• _Problem to solve_: Skip the images. Copy the records exactly as written.

**********

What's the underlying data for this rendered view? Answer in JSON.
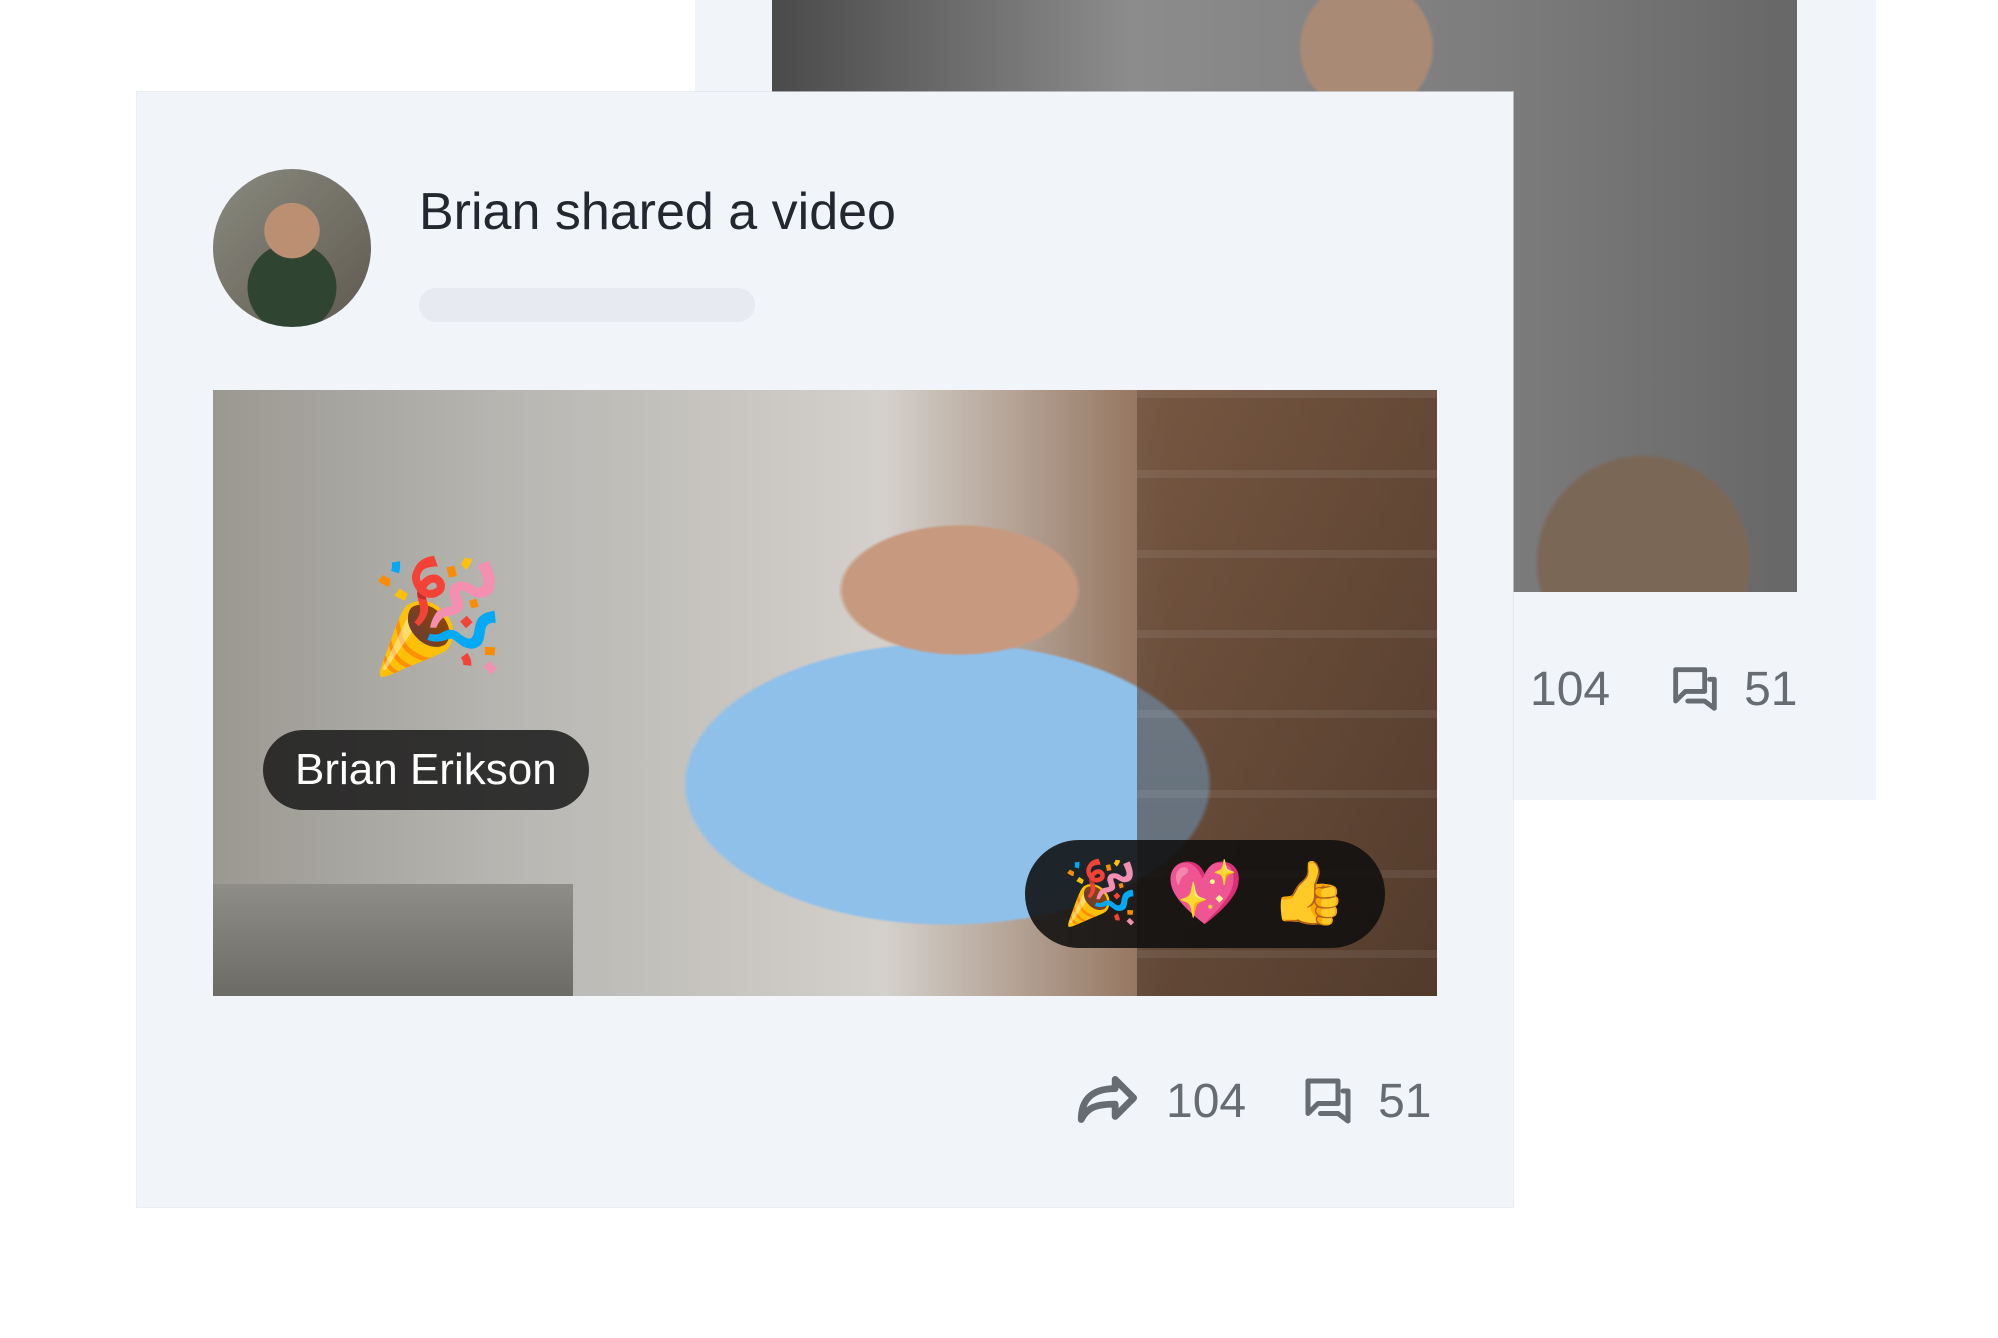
{
  "front_card": {
    "title": "Brian shared a video",
    "video": {
      "name_tag": "Brian Erikson",
      "reactions": [
        "🎉",
        "💖",
        "👍"
      ],
      "overlay_emoji": "🎉"
    },
    "stats": {
      "shares": "104",
      "comments": "51"
    }
  },
  "back_card": {
    "stats": {
      "shares": "104",
      "comments": "51"
    }
  },
  "icons": {
    "share": "share-icon",
    "comment": "comment-icon"
  },
  "colors": {
    "card_bg": "#f1f4f9",
    "text": "#23272f",
    "muted": "#676b72"
  }
}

**********

• _Solution to this task_:
What's the underlying data for this rendered view? Answer in JSON.
{
  "front_card": {
    "title": "Brian shared a video",
    "video": {
      "name_tag": "Brian Erikson",
      "reactions": [
        "🎉",
        "💖",
        "👍"
      ],
      "overlay_emoji": "🎉"
    },
    "stats": {
      "shares": "104",
      "comments": "51"
    }
  },
  "back_card": {
    "stats": {
      "shares": "104",
      "comments": "51"
    }
  },
  "icons": {
    "share": "share-icon",
    "comment": "comment-icon"
  },
  "colors": {
    "card_bg": "#f1f4f9",
    "text": "#23272f",
    "muted": "#676b72"
  }
}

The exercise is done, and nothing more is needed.